[Data excerpts]
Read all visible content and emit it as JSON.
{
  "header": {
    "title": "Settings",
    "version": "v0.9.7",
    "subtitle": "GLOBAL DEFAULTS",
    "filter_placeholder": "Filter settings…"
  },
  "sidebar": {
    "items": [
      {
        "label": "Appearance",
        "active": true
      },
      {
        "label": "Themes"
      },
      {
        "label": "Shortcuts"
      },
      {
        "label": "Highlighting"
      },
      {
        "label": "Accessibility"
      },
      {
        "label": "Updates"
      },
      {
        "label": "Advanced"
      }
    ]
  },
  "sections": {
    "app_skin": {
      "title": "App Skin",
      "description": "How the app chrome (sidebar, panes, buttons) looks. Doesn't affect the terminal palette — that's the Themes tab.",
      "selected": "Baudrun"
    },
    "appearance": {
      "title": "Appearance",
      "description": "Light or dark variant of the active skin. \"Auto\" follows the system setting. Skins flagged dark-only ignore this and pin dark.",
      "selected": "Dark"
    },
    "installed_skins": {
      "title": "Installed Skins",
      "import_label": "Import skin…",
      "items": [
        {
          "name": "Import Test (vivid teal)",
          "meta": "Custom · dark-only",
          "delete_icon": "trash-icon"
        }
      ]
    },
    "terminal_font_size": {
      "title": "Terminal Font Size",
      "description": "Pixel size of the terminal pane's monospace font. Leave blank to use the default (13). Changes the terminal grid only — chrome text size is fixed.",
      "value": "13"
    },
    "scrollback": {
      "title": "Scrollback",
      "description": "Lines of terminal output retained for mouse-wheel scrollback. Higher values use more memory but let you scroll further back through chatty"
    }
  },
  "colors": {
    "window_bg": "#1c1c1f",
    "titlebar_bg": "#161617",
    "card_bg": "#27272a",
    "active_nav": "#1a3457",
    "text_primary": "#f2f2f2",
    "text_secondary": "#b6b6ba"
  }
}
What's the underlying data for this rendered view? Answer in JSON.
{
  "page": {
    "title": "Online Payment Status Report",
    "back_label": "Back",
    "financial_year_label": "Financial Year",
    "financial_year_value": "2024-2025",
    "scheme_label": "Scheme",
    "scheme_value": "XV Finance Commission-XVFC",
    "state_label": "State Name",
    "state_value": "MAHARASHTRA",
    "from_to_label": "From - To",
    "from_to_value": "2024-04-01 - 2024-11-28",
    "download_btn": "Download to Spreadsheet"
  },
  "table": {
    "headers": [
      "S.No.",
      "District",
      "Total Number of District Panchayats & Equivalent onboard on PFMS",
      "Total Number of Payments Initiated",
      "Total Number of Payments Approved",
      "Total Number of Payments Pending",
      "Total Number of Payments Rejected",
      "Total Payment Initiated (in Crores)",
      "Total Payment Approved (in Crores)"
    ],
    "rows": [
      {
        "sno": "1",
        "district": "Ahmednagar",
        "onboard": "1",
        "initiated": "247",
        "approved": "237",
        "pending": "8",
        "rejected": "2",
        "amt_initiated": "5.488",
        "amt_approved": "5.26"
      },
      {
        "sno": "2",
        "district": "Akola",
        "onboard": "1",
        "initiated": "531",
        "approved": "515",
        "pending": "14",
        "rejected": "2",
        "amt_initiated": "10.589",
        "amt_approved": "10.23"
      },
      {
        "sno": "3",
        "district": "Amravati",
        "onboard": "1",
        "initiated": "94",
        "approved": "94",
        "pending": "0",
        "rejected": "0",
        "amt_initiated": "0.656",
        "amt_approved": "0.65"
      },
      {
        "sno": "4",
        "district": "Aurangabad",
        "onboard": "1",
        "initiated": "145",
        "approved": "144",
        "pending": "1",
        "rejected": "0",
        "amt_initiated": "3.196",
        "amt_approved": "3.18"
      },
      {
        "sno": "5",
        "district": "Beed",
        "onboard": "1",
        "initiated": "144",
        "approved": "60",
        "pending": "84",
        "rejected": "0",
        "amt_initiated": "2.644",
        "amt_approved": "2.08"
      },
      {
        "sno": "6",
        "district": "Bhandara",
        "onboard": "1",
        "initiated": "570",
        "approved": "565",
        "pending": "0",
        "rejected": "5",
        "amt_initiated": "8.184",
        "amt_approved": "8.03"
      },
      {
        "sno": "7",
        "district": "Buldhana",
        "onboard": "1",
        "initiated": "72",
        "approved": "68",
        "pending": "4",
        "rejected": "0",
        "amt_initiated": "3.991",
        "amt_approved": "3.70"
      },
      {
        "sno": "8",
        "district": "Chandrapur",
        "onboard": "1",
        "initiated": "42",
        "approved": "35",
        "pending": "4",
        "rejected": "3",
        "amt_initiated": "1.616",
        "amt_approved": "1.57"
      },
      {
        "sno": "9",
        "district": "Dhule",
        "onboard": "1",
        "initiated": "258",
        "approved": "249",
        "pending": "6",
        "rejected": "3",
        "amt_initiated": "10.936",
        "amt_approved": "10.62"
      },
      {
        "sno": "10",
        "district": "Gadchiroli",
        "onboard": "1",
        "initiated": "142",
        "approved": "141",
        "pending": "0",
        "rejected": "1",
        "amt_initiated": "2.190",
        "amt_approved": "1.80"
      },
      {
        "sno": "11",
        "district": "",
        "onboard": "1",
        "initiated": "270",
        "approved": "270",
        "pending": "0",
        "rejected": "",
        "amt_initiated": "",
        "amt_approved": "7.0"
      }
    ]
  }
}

* WORK INSTRUCTIONS *
Looking at the records above, tally the lines holding "description" and reply with that number only.

* REPLY *
4